GOAL:
Go through the lines below. Copy those with "Knoxville".

━━ RECORDS FOR THE TASK

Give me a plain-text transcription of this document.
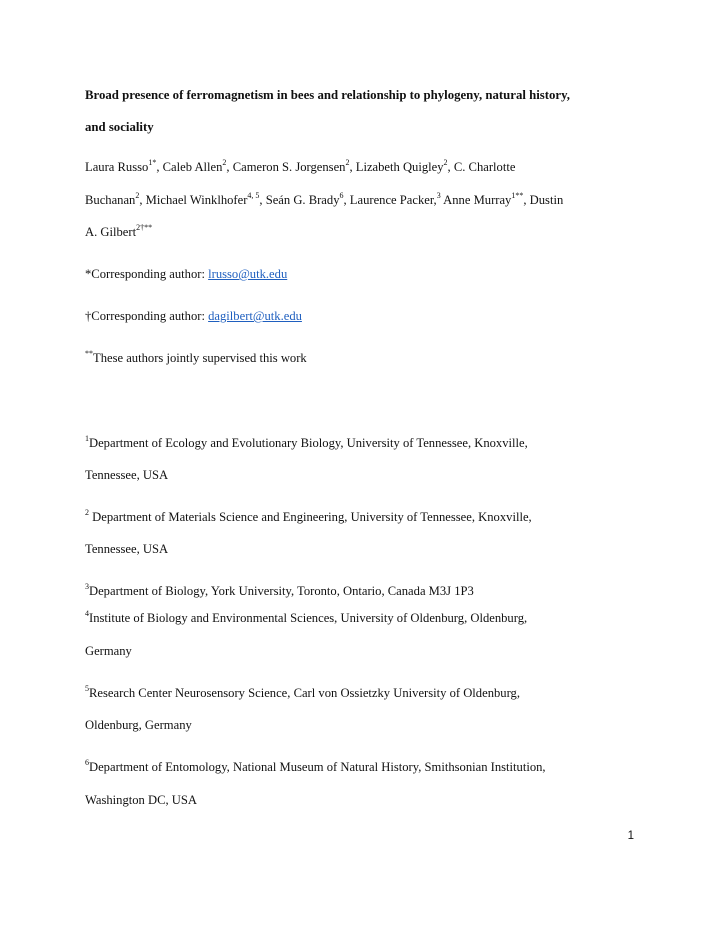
Broad presence of ferromagnetism in bees and relationship to phylogeny, natural history,
and sociality
Laura Russo$^{1*}$, Caleb Allen$^2$, Cameron S. Jorgensen$^2$, Lizabeth Quigley$^2$, C. Charlotte
Buchanan$^2$, Michael Winklhofer$^{4, 5}$, Seán G. Brady$^6$, Laurence Packer,$^3$ Anne Murray$^{1**}$, Dustin
A. Gilbert$^{2\dagger**}$
*Corresponding author: lrusso@utk.edu
†Corresponding author: dagilbert@utk.edu
**These authors jointly supervised this work
$^1$Department of Ecology and Evolutionary Biology, University of Tennessee, Knoxville,
Tennessee, USA
$^2$ Department of Materials Science and Engineering, University of Tennessee, Knoxville,
Tennessee, USA
$^3$Department of Biology, York University, Toronto, Ontario, Canada M3J 1P3
$^4$Institute of Biology and Environmental Sciences, University of Oldenburg, Oldenburg,
Germany
$^5$Research Center Neurosensory Science, Carl von Ossietzky University of Oldenburg,
Oldenburg, Germany
$^6$Department of Entomology, National Museum of Natural History, Smithsonian Institution,
Washington DC, USA
1
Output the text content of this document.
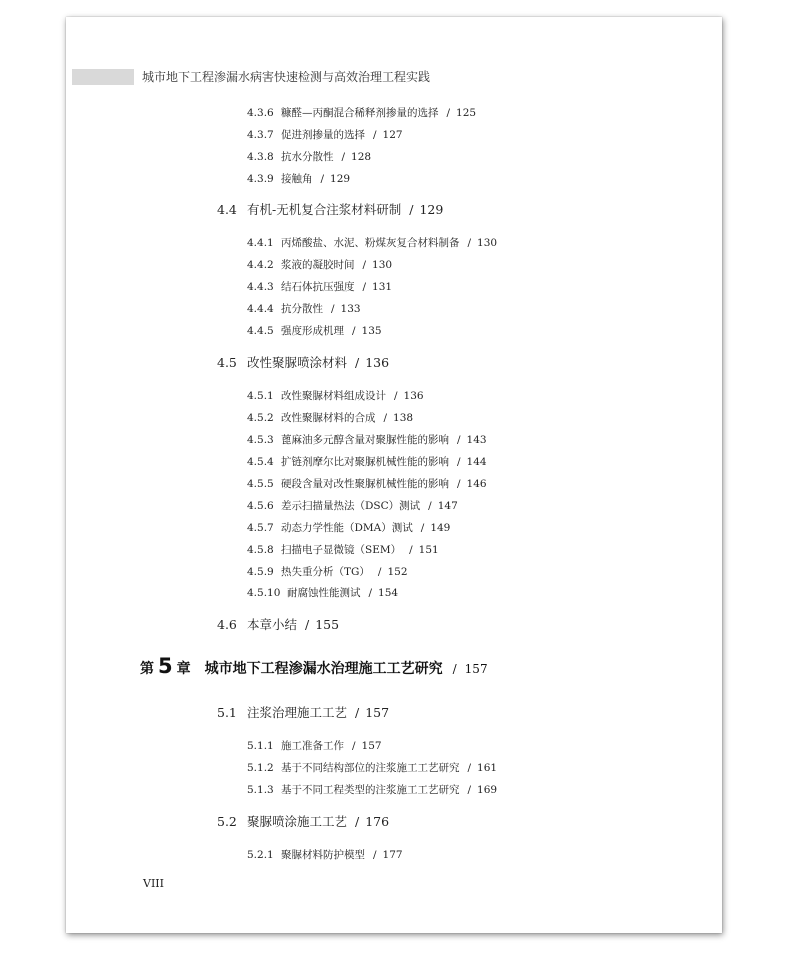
城市地下工程渗漏水病害快速检测与高效治理工程实践
4.3.6 糠醛—丙酮混合稀释剂掺量的选择 / 125
4.3.7 促进剂掺量的选择 / 127
4.3.8 抗水分散性 / 128
4.3.9 接触角 / 129
4.4 有机-无机复合注浆材料研制 / 129
4.4.1 丙烯酸盐、水泥、粉煤灰复合材料制备 / 130
4.4.2 浆液的凝胶时间 / 130
4.4.3 结石体抗压强度 / 131
4.4.4 抗分散性 / 133
4.4.5 强度形成机理 / 135
4.5 改性聚脲喷涂材料 / 136
4.5.1 改性聚脲材料组成设计 / 136
4.5.2 改性聚脲材料的合成 / 138
4.5.3 蓖麻油多元醇含量对聚脲性能的影响 / 143
4.5.4 扩链剂摩尔比对聚脲机械性能的影响 / 144
4.5.5 硬段含量对改性聚脲机械性能的影响 / 146
4.5.6 差示扫描量热法（DSC）测试 / 147
4.5.7 动态力学性能（DMA）测试 / 149
4.5.8 扫描电子显微镜（SEM） / 151
4.5.9 热失重分析（TG） / 152
4.5.10 耐腐蚀性能测试 / 154
4.6 本章小结 / 155
第 5 章 城市地下工程渗漏水治理施工工艺研究 / 157
5.1 注浆治理施工工艺 / 157
5.1.1 施工准备工作 / 157
5.1.2 基于不同结构部位的注浆施工工艺研究 / 161
5.1.3 基于不同工程类型的注浆施工工艺研究 / 169
5.2 聚脲喷涂施工工艺 / 176
5.2.1 聚脲材料防护模型 / 177
VIII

━━━━

SOLUTION TO THIS PROBLEM:
$^1$Department of Ecology and Evolutionary Biology, University of Tennessee, Knoxville,
$^2$ Department of Materials Science and Engineering, University of Tennessee, Knoxville,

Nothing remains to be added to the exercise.